• _AUFGABENSTELLUNG_: Gib bitte aus dem unten stehenden Auszug zum BGH-Urteil über Pflegeheimkosten den Abschnitt wörtlich wieder, der mit den Worten „Die Richter gaben“ anfängt und mit „Mutter gefordert hatte.“ schließt.

• _TEXTAUSZUG_:

►

Mittwoch, September 22nd, 2010

Sohn muss Geld für Pflegeheim seiner Mutter erstatten, obwohl sie ihn früher bloß schlecht versorgt hatte

Karlsruhe – Kinder müssen für ihre pflegebedürftigen Eltern auch dann aufkommen, wenn sie sich mit ihnen überworfen und seit Jahren keinen Kontakt haben. Auch bei einem zerrütteten Verhältnis zu den Eltern müssten sich die Kinder an den Kosten für das Pflegeheim beteiligen, hieß es in der am Mittwoch veröffentlichten Entscheidung des Bundesgerichtshofs (BGH). Die Sozialämter müssten die Kosten für das Heim nicht alleine übernehmen.

Die Richter gaben damit dem Sozialamt Bottrop recht, das von einem 49-jährigen Mann 701 Euro monatliche Kostenbeteiligung für das Pflegeheim seiner schizophrenen Mutter gefordert hatte.

◄

• _ERFASSTE ANGABEN_:
►

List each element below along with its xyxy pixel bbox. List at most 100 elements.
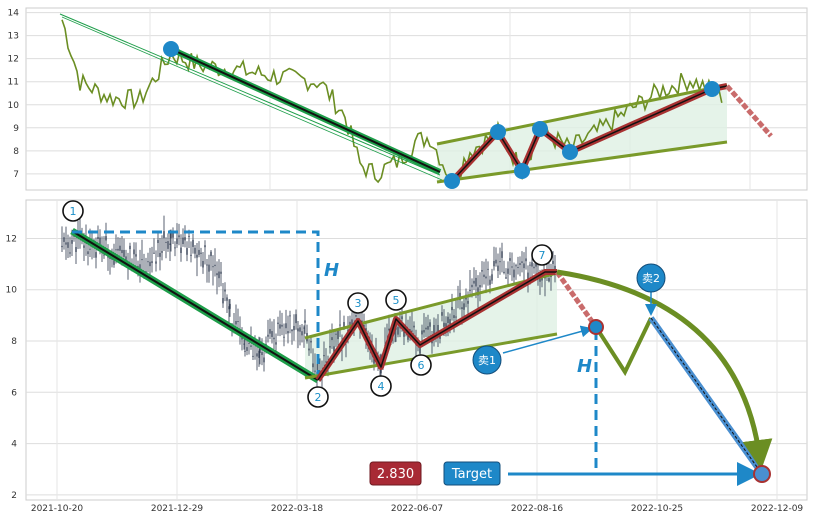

◄

• _ANTWORT_:
Die Richter gaben damit dem Sozialamt Bottrop recht, das von einem 49-jährigen Mann 701 Euro monatliche Kostenbeteiligung für das Pflegeheim seiner schizophrenen Mutter gefordert hatte.